# Exercise description
Format the rows from the line with "series-line-team <box>205 73 928 568</box>" to the line with "axes <box>191 77 945 839</box>", both included, as a Markdown table with two columns: "No." for a running row number and "Text" for the line itself. Leave out any blank lines.

## Start Records

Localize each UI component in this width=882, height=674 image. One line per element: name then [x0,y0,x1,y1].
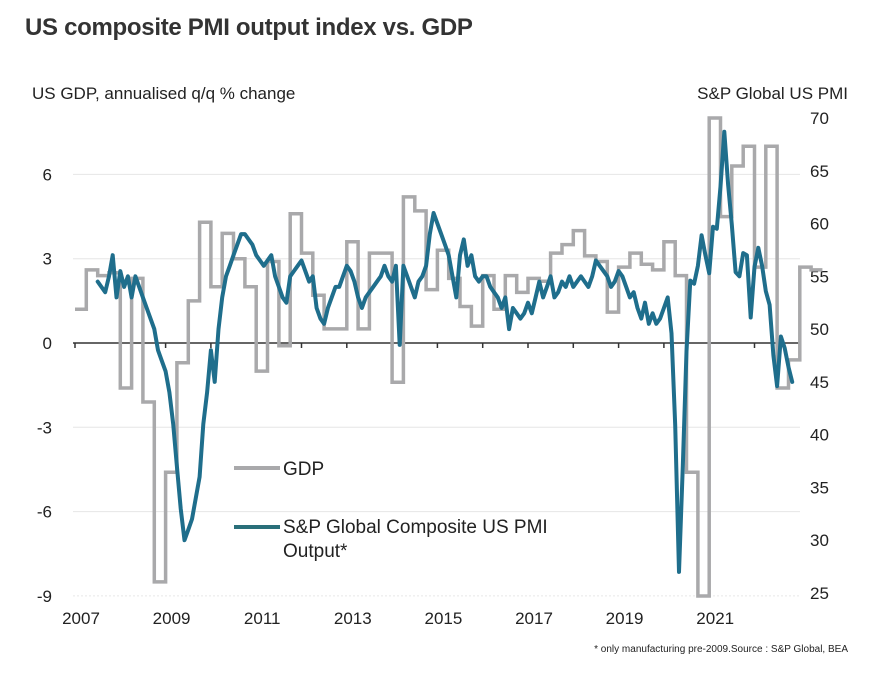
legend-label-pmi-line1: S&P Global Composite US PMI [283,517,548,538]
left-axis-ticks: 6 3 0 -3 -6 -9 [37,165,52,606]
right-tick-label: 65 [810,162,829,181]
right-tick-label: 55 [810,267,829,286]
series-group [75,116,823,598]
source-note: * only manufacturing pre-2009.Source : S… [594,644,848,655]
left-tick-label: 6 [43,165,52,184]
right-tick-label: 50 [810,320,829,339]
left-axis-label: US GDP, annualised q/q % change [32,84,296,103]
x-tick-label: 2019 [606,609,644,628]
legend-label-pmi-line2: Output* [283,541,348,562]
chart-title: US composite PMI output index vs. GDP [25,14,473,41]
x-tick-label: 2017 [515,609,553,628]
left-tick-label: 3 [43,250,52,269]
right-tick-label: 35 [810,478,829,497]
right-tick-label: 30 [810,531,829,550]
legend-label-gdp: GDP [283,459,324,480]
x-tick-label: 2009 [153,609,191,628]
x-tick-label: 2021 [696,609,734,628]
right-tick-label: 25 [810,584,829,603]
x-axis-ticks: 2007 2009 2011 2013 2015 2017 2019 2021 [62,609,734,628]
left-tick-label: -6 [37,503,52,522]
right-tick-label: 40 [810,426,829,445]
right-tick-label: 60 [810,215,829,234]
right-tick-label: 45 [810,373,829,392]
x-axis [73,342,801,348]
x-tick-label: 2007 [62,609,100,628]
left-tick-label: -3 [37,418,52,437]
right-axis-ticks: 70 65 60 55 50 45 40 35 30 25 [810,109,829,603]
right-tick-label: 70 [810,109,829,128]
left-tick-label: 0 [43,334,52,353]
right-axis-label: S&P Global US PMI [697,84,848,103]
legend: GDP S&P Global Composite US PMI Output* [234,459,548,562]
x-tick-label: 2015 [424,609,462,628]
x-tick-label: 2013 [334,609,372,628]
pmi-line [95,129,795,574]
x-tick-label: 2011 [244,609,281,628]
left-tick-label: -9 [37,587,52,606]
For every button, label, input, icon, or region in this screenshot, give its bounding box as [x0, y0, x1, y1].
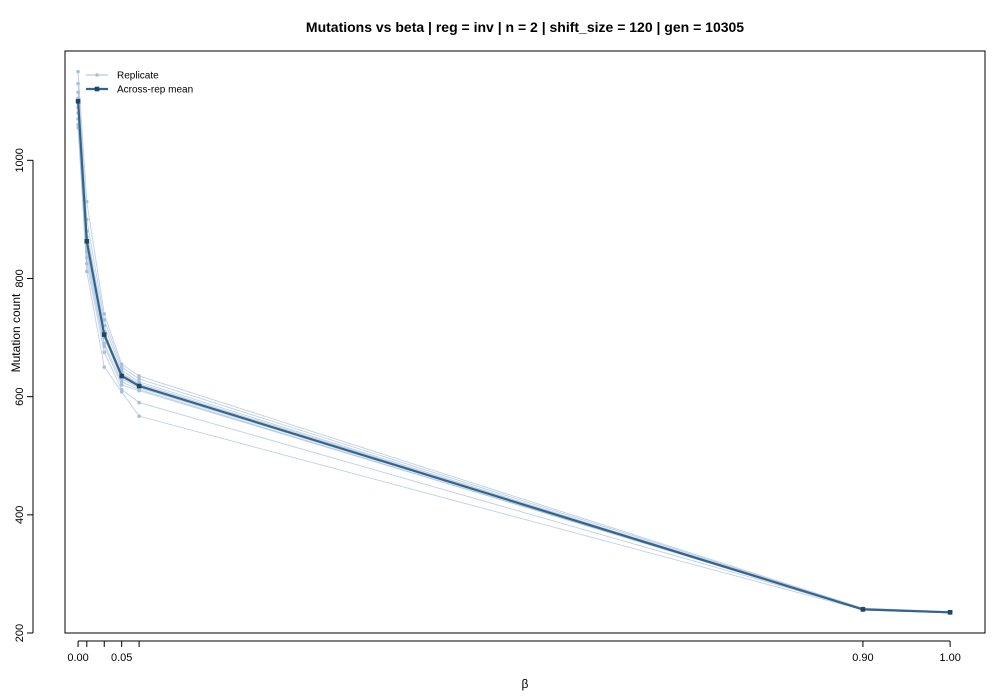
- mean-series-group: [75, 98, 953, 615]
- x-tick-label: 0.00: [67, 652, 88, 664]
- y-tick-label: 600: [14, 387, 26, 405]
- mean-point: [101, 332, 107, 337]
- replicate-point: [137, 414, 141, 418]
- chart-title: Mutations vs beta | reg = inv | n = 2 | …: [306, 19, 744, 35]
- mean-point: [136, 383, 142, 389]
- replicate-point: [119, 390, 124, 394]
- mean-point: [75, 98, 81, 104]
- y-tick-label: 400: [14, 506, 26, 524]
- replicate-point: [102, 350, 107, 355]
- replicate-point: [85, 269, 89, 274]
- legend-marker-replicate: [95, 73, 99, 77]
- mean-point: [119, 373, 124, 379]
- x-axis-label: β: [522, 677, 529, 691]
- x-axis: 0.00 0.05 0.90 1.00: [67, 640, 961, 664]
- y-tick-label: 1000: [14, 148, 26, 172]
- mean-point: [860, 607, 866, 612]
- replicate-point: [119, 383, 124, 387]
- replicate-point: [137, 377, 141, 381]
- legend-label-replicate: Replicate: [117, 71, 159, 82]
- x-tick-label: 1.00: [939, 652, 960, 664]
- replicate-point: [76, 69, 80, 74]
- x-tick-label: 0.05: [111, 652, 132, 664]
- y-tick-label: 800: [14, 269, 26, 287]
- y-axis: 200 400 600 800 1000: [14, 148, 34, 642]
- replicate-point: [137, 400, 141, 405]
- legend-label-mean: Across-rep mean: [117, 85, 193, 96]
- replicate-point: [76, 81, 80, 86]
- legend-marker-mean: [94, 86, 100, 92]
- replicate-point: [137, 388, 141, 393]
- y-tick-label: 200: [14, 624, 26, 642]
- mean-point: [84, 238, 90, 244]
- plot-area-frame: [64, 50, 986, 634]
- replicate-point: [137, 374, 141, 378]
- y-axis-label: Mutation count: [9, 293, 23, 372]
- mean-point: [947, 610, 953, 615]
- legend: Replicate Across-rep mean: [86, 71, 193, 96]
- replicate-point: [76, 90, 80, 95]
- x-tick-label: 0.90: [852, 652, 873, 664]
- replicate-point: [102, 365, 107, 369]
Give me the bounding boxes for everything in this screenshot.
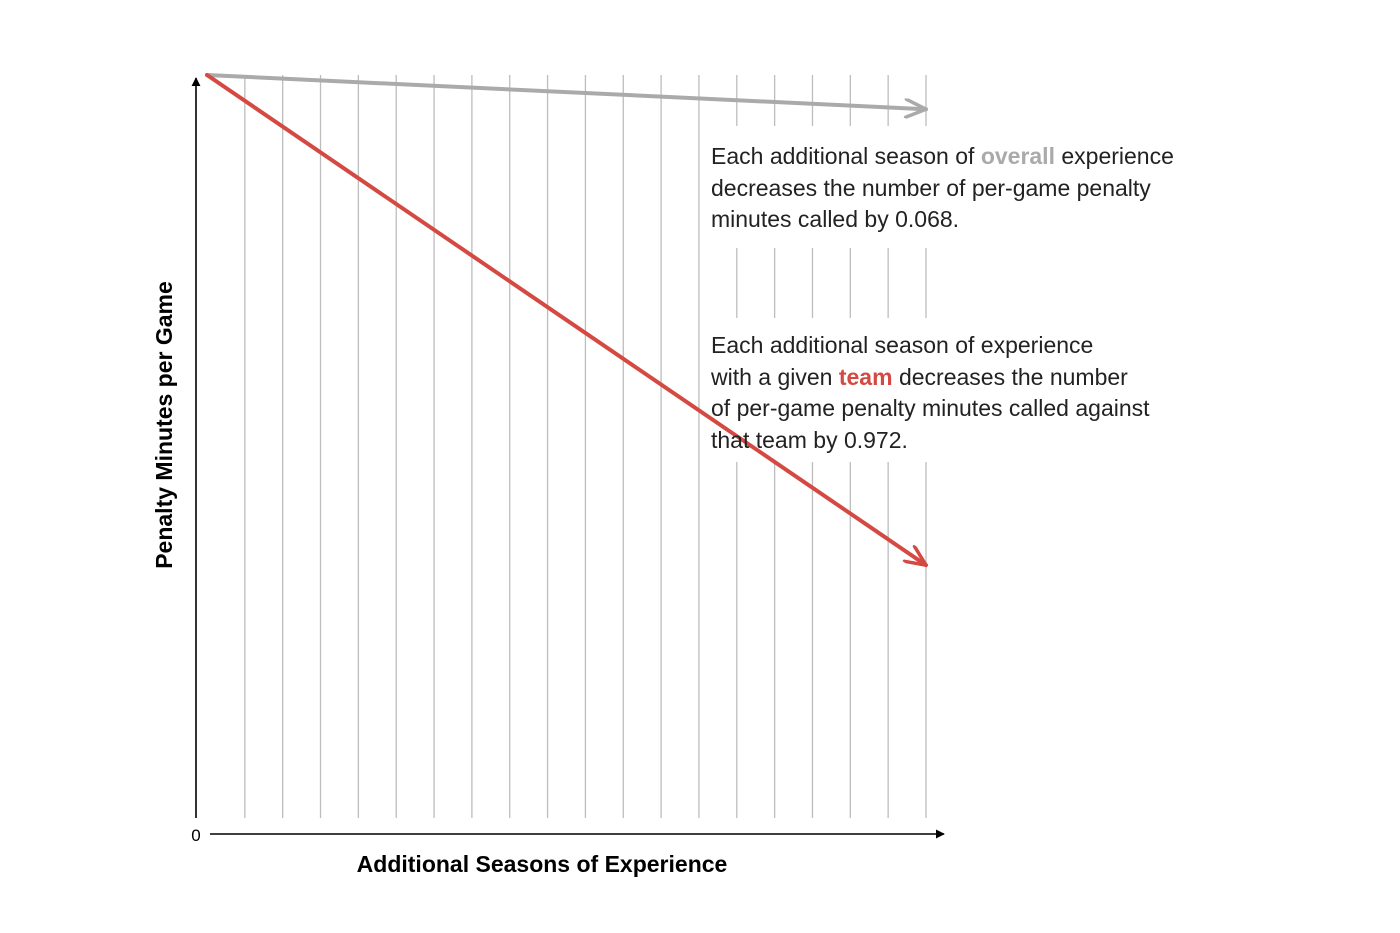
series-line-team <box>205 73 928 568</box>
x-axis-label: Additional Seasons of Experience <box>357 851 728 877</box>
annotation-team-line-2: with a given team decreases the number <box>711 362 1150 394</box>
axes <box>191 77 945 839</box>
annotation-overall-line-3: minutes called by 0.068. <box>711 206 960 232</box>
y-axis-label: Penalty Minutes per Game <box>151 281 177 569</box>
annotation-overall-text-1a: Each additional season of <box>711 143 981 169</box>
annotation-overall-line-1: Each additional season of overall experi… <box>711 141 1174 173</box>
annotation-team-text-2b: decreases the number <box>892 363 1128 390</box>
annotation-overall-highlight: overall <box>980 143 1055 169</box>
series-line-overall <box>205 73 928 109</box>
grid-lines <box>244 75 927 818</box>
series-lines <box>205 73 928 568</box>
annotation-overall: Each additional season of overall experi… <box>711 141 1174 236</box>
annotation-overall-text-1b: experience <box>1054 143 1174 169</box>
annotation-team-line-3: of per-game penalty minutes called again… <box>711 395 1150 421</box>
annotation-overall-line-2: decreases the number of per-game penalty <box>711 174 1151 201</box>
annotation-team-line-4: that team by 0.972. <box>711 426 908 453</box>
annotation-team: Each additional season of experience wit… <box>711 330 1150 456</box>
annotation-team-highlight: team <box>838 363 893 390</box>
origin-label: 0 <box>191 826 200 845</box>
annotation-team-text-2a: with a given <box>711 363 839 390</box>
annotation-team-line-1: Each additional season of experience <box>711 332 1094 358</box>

## End Records

# Problem solution
| No. | Text |
|---|---|
| 1 | series-line-team <box>205 73 928 568</box> |
| 2 | x-axis-label: Additional Seasons of Experience <box>357 851 728 877</box> |
| 3 | annotation-team-line-2: with a given team decreases the number <box>711 362 1150 394</box> |
| 4 | axes <box>191 77 945 839</box> |